▶ **Objective**
Every line holding the word "name" counts once. Give the total, nothing more.

▶ **Entries supplied**
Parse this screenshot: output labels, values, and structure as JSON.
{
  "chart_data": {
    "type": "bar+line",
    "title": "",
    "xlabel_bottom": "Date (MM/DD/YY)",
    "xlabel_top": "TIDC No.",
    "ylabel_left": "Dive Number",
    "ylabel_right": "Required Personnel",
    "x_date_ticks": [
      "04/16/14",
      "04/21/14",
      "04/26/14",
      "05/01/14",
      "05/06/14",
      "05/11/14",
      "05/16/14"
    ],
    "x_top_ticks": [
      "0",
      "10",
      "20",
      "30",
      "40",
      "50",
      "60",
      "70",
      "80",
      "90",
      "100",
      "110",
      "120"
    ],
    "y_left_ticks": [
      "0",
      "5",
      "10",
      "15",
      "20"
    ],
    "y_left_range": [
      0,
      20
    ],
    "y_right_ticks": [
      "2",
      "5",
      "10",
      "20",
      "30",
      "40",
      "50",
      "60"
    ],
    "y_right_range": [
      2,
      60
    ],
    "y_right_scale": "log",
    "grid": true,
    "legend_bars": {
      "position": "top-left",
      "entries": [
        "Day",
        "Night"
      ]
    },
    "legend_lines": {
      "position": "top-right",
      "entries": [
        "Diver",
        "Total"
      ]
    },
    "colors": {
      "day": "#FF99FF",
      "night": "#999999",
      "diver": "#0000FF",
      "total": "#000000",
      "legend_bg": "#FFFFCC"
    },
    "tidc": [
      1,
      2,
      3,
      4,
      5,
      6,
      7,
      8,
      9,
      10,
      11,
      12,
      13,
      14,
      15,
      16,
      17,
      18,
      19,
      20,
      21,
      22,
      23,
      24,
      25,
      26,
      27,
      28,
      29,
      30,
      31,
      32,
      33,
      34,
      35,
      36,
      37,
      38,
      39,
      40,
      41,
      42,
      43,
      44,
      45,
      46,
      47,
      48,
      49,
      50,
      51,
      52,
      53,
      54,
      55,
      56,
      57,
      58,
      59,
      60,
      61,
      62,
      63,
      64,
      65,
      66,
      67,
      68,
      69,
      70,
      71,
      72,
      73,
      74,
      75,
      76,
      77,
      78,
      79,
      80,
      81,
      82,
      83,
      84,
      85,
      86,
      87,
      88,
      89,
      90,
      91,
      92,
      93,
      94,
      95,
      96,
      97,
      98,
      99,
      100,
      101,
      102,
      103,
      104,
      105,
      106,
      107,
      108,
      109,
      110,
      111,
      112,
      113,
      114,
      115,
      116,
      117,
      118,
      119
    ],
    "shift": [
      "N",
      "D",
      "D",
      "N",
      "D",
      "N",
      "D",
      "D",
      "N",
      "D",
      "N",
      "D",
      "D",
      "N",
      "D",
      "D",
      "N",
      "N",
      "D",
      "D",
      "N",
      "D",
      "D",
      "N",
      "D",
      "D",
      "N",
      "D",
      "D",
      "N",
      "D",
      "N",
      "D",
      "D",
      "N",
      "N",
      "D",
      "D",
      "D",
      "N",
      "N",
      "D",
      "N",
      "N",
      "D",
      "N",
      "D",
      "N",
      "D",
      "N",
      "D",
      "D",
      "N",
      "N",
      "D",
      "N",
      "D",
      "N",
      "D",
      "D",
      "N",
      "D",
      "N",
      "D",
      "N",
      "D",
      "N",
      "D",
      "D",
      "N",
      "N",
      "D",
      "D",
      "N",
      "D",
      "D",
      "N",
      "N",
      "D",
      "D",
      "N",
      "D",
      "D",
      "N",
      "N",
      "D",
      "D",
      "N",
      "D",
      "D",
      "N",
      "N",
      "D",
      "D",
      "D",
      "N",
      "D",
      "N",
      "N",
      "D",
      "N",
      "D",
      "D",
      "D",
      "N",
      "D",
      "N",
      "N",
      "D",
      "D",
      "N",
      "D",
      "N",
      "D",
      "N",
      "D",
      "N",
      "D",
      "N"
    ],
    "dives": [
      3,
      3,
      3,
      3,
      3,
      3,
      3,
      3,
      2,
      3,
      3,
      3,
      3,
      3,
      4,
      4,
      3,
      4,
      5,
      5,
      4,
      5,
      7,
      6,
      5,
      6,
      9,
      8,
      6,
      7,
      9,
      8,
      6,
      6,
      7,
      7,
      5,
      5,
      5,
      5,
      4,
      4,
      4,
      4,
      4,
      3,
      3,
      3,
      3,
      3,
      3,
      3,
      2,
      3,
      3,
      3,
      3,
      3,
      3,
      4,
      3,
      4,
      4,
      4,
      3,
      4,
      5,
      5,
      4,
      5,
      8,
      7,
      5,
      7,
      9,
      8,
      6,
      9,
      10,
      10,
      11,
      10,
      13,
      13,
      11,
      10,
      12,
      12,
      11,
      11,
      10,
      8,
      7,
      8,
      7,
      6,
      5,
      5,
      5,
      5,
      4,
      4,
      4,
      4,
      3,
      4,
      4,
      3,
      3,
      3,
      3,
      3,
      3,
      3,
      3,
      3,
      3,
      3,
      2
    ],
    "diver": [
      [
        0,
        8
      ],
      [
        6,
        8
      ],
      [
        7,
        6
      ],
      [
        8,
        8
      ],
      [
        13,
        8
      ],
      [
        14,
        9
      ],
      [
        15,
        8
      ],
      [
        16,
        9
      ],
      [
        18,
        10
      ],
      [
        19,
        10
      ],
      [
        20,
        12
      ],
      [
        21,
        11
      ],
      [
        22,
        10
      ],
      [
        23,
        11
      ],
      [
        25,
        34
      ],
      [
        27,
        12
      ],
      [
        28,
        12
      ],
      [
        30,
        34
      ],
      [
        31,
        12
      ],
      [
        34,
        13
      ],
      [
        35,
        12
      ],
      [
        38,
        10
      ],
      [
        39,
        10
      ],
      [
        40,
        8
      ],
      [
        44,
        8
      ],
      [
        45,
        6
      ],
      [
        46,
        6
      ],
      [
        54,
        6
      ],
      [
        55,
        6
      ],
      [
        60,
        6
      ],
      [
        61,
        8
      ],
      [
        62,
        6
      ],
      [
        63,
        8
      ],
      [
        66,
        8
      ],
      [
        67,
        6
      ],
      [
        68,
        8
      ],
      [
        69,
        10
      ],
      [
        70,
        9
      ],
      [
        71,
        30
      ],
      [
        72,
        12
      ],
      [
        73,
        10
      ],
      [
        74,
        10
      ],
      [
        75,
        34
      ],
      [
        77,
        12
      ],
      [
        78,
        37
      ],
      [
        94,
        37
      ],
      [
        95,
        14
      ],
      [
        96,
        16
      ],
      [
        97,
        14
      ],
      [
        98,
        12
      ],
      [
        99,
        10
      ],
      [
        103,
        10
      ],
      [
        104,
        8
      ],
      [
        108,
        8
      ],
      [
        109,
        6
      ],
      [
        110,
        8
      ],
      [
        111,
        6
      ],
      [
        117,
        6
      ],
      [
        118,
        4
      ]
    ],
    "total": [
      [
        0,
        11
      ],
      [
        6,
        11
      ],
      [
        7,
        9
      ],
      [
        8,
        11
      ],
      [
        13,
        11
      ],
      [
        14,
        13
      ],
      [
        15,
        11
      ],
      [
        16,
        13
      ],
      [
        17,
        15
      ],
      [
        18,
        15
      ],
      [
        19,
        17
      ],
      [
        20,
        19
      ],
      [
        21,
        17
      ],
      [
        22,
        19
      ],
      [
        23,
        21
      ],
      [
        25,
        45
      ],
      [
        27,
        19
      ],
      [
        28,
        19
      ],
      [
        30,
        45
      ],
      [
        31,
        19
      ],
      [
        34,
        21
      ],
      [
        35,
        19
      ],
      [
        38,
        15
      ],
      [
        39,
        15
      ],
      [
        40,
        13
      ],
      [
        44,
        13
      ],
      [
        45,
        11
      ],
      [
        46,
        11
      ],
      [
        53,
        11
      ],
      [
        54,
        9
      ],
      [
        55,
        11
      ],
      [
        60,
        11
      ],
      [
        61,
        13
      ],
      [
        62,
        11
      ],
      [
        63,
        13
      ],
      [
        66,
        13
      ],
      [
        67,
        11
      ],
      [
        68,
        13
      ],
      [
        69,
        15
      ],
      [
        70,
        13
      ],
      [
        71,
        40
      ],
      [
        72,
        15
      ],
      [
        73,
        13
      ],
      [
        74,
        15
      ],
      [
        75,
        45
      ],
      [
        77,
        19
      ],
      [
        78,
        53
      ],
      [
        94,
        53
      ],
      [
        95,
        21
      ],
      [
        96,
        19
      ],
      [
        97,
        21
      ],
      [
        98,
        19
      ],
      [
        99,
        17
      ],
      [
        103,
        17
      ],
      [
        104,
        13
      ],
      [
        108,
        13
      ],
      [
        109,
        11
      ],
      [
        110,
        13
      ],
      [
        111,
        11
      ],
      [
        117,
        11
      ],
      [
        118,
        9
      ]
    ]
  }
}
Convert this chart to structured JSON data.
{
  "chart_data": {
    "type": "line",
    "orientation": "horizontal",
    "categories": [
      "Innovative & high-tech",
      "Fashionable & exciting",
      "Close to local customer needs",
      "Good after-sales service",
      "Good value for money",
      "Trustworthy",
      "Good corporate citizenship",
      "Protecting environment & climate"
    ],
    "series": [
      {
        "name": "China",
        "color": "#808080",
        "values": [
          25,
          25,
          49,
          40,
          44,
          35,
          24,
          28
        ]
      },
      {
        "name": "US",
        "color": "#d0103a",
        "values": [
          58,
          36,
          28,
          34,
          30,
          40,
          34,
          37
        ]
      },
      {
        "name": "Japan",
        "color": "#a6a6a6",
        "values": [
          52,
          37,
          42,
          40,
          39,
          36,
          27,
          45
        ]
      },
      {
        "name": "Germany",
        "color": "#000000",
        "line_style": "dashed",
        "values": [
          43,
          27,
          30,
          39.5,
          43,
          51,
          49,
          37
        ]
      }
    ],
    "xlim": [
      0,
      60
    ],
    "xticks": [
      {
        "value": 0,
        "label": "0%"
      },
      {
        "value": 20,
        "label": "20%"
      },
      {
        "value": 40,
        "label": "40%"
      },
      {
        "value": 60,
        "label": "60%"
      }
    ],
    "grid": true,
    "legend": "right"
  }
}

▶ **Task output**
4